'''
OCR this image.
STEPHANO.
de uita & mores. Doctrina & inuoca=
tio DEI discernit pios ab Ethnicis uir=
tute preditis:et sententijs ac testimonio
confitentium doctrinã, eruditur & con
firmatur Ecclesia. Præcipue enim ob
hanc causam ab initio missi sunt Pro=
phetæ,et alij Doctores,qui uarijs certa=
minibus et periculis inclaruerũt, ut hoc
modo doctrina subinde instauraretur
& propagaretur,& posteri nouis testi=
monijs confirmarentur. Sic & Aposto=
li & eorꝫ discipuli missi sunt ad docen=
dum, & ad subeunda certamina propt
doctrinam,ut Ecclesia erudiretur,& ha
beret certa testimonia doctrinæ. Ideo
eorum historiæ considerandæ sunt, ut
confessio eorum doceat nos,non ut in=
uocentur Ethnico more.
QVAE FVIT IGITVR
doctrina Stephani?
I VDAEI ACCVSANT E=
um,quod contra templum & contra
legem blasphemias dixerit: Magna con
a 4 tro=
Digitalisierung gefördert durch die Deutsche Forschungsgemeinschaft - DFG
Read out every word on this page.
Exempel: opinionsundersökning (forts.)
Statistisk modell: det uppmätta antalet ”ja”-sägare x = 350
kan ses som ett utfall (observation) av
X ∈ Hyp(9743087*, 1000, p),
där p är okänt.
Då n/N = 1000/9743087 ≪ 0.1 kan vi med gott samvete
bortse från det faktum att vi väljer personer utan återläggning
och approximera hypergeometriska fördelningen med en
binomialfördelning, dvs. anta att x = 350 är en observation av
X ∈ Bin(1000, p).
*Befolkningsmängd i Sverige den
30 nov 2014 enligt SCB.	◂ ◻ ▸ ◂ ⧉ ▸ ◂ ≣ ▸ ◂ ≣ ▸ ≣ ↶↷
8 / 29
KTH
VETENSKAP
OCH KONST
'''
Transcribe all of the entries without altering anything.

OCR this image.
STEPHANO.
de uita & mores. Doctrina & inuoca=
tio DEI discernit pios ab Ethnicis uir=
tute preditis:et sententijs ac testimonio
confitentium doctrinã, eruditur & con
firmatur Ecclesia. Præcipue enim ob
hanc causam ab initio missi sunt Pro=
phetæ,et alij Doctores,qui uarijs certa=
minibus et periculis inclaruerũt, ut hoc
modo doctrina subinde instauraretur
& propagaretur,& posteri nouis testi=
monijs confirmarentur. Sic & Aposto=
li & eorꝫ discipuli missi sunt ad docen=
dum, & ad subeunda certamina propt
doctrinam,ut Ecclesia erudiretur,& ha
beret certa testimonia doctrinæ. Ideo
eorum historiæ considerandæ sunt, ut
confessio eorum doceat nos,non ut in=
uocentur Ethnico more.
QVAE FVIT IGITVR
doctrina Stephani?
I VDAEI ACCVSANT E=
um,quod contra templum & contra
legem blasphemias dixerit: Magna con
a 4 tro=
Digitalisierung gefördert durch die Deutsche Forschungsgemeinschaft - DFG
Read out every word on this page.
Exempel: opinionsundersökning (forts.)
Statistisk modell: det uppmätta antalet ”ja”-sägare x = 350
kan ses som ett utfall (observation) av
X ∈ Hyp(9743087*, 1000, p),
där p är okänt.
Då n/N = 1000/9743087 ≪ 0.1 kan vi med gott samvete
bortse från det faktum att vi väljer personer utan återläggning
och approximera hypergeometriska fördelningen med en
binomialfördelning, dvs. anta att x = 350 är en observation av
X ∈ Bin(1000, p).
*Befolkningsmängd i Sverige den
30 nov 2014 enligt SCB.	◂ ◻ ▸ ◂ ⧉ ▸ ◂ ≣ ▸ ◂ ≣ ▸ ≣ ↶↷
8 / 29
KTH
VETENSKAP
OCH KONST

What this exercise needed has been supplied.